> _Task input_:

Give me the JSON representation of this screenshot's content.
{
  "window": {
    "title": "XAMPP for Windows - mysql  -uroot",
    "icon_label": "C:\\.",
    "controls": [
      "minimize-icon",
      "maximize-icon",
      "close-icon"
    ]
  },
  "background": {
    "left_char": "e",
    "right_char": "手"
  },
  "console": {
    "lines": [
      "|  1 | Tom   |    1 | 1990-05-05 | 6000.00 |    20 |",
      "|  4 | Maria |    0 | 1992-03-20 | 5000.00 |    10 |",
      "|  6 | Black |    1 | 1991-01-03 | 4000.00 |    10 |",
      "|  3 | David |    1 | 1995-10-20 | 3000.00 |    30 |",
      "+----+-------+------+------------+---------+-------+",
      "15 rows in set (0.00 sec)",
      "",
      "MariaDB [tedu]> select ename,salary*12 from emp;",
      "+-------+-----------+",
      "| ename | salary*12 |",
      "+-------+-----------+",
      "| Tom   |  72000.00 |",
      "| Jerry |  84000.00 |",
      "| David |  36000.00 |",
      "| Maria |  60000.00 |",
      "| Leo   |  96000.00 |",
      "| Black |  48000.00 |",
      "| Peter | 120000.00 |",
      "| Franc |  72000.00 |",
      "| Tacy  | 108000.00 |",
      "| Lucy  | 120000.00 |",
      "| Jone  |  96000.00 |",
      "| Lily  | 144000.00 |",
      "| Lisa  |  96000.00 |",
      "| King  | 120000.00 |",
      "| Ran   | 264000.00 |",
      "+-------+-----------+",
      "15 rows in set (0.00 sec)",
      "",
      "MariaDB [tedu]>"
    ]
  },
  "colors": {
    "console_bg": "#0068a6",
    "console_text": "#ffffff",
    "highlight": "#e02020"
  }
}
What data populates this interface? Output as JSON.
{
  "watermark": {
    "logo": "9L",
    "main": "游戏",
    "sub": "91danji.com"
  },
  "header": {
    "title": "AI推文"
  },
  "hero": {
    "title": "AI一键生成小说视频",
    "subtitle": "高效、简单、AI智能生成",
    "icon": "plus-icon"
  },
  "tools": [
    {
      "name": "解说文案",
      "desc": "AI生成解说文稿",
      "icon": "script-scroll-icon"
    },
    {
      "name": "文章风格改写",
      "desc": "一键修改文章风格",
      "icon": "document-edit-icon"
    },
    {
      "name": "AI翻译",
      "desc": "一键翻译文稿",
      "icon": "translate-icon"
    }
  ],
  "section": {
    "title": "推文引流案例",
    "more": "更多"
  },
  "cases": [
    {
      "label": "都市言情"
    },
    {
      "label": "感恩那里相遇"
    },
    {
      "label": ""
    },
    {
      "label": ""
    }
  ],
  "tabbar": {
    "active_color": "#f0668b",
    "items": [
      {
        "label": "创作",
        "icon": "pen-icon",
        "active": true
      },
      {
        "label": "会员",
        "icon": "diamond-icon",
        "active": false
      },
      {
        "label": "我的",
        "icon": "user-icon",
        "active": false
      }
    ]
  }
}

> _Objective_: Your task is to repeat every line exactly.

> _Correct answer_:
Give me the JSON representation of this screenshot's content.
{
  "window": {
    "title": "XAMPP for Windows - mysql  -uroot",
    "icon_label": "C:\\.",
    "controls": [
      "minimize-icon",
      "maximize-icon",
      "close-icon"
    ]
  },
  "background": {
    "left_char": "e",
    "right_char": "手"
  },
  "console": {
    "lines": [
      "|  1 | Tom   |    1 | 1990-05-05 | 6000.00 |    20 |",
      "|  4 | Maria |    0 | 1992-03-20 | 5000.00 |    10 |",
      "|  6 | Black |    1 | 1991-01-03 | 4000.00 |    10 |",
      "|  3 | David |    1 | 1995-10-20 | 3000.00 |    30 |",
      "+----+-------+------+------------+---------+-------+",
      "15 rows in set (0.00 sec)",
      "",
      "MariaDB [tedu]> select ename,salary*12 from emp;",
      "+-------+-----------+",
      "| ename | salary*12 |",
      "+-------+-----------+",
      "| Tom   |  72000.00 |",
      "| Jerry |  84000.00 |",
      "| David |  36000.00 |",
      "| Maria |  60000.00 |",
      "| Leo   |  96000.00 |",
      "| Black |  48000.00 |",
      "| Peter | 120000.00 |",
      "| Franc |  72000.00 |",
      "| Tacy  | 108000.00 |",
      "| Lucy  | 120000.00 |",
      "| Jone  |  96000.00 |",
      "| Lily  | 144000.00 |",
      "| Lisa  |  96000.00 |",
      "| King  | 120000.00 |",
      "| Ran   | 264000.00 |",
      "+-------+-----------+",
      "15 rows in set (0.00 sec)",
      "",
      "MariaDB [tedu]>"
    ]
  },
  "colors": {
    "console_bg": "#0068a6",
    "console_text": "#ffffff",
    "highlight": "#e02020"
  }
}
What data populates this interface? Output as JSON.
{
  "watermark": {
    "logo": "9L",
    "main": "游戏",
    "sub": "91danji.com"
  },
  "header": {
    "title": "AI推文"
  },
  "hero": {
    "title": "AI一键生成小说视频",
    "subtitle": "高效、简单、AI智能生成",
    "icon": "plus-icon"
  },
  "tools": [
    {
      "name": "解说文案",
      "desc": "AI生成解说文稿",
      "icon": "script-scroll-icon"
    },
    {
      "name": "文章风格改写",
      "desc": "一键修改文章风格",
      "icon": "document-edit-icon"
    },
    {
      "name": "AI翻译",
      "desc": "一键翻译文稿",
      "icon": "translate-icon"
    }
  ],
  "section": {
    "title": "推文引流案例",
    "more": "更多"
  },
  "cases": [
    {
      "label": "都市言情"
    },
    {
      "label": "感恩那里相遇"
    },
    {
      "label": ""
    },
    {
      "label": ""
    }
  ],
  "tabbar": {
    "active_color": "#f0668b",
    "items": [
      {
        "label": "创作",
        "icon": "pen-icon",
        "active": true
      },
      {
        "label": "会员",
        "icon": "diamond-icon",
        "active": false
      },
      {
        "label": "我的",
        "icon": "user-icon",
        "active": false
      }
    ]
  }
}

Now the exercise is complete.